Everything from the line that contains "Extract all the data from this chart as JSON." through the final line of the records should be written out exactly, and nothing outside that span.
[start Provided entries]
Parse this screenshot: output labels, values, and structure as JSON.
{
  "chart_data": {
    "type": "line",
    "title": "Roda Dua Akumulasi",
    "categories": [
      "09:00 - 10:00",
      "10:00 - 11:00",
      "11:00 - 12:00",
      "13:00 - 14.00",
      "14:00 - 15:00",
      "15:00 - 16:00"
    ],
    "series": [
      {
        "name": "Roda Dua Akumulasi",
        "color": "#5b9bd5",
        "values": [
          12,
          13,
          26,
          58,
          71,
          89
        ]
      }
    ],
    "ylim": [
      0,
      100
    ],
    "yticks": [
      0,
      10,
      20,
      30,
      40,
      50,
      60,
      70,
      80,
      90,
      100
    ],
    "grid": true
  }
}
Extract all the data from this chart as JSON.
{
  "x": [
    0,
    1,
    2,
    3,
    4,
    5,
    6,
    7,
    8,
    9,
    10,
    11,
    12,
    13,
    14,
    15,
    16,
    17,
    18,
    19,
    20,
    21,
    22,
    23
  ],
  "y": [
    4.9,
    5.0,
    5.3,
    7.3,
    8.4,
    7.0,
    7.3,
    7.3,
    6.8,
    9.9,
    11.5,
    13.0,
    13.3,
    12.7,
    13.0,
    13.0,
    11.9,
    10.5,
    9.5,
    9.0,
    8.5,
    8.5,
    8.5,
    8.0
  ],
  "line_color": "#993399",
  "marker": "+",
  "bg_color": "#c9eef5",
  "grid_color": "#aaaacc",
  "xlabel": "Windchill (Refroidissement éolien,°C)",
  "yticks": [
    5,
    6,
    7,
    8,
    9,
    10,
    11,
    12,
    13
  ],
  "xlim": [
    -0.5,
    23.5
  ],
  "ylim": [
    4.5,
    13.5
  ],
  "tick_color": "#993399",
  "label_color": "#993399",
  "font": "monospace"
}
[end Provided entries]
= Complete output =
Extract all the data from this chart as JSON.
{
  "x": [
    0,
    1,
    2,
    3,
    4,
    5,
    6,
    7,
    8,
    9,
    10,
    11,
    12,
    13,
    14,
    15,
    16,
    17,
    18,
    19,
    20,
    21,
    22,
    23
  ],
  "y": [
    4.9,
    5.0,
    5.3,
    7.3,
    8.4,
    7.0,
    7.3,
    7.3,
    6.8,
    9.9,
    11.5,
    13.0,
    13.3,
    12.7,
    13.0,
    13.0,
    11.9,
    10.5,
    9.5,
    9.0,
    8.5,
    8.5,
    8.5,
    8.0
  ],
  "line_color": "#993399",
  "marker": "+",
  "bg_color": "#c9eef5",
  "grid_color": "#aaaacc",
  "xlabel": "Windchill (Refroidissement éolien,°C)",
  "yticks": [
    5,
    6,
    7,
    8,
    9,
    10,
    11,
    12,
    13
  ],
  "xlim": [
    -0.5,
    23.5
  ],
  "ylim": [
    4.5,
    13.5
  ],
  "tick_color": "#993399",
  "label_color": "#993399",
  "font": "monospace"
}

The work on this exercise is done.